Task statement: Search the material for "Krankenversicherung" and show all lines that contain it.

Given data:
"""

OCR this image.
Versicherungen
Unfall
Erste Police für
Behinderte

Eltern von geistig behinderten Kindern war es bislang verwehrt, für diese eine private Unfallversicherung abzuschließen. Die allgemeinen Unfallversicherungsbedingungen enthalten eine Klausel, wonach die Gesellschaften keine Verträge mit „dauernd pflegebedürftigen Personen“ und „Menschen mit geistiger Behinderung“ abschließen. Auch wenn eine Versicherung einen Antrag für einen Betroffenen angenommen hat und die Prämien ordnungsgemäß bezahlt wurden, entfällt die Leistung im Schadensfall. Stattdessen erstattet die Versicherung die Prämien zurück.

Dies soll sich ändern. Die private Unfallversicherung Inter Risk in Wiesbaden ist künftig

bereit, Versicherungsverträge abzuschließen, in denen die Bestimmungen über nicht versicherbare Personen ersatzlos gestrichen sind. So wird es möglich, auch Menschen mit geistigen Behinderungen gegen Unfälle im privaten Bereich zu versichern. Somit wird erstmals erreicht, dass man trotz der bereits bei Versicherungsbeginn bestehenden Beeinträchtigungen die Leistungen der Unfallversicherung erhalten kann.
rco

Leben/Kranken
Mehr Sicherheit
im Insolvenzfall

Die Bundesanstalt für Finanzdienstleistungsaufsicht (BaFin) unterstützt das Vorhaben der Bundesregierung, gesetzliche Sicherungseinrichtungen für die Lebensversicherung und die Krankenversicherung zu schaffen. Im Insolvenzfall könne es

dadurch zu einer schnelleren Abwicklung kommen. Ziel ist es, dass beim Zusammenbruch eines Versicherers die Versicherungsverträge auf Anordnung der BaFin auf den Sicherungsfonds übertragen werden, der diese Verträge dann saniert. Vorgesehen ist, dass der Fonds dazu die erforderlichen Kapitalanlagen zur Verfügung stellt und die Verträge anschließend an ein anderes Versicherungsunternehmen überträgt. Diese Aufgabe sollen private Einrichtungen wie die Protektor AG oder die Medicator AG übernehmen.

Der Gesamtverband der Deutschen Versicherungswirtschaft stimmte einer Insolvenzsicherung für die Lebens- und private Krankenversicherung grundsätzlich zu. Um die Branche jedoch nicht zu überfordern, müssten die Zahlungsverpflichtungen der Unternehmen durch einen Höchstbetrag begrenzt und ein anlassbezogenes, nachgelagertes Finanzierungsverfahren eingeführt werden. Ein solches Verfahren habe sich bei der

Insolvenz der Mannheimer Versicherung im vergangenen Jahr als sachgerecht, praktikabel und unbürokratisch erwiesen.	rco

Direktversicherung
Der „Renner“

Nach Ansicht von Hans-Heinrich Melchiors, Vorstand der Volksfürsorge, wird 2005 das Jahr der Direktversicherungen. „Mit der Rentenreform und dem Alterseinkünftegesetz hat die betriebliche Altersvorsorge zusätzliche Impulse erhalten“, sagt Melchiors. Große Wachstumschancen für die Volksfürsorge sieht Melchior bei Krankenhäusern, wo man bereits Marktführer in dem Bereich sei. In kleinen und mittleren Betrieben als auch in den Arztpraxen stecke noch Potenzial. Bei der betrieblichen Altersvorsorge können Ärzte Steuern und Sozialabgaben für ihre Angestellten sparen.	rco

"""

Result of this exercise:
Die Bundesanstalt für Finanzdienstleistungsaufsicht (BaFin) unterstützt das Vorhaben der Bundesregierung, gesetzliche Sicherungseinrichtungen für die Lebensversicherung und die Krankenversicherung zu schaffen. Im Insolvenzfall könne es
Der Gesamtverband der Deutschen Versicherungswirtschaft stimmte einer Insolvenzsicherung für die Lebens- und private Krankenversicherung grundsätzlich zu. Um die Branche jedoch nicht zu überfordern, müssten die Zahlungsverpflichtungen der Unternehmen durch einen Höchstbetrag begrenzt und ein anlassbezogenes, nachgelagertes Finanzierungsverfahren eingeführt werden. Ein solches Verfahren habe sich bei der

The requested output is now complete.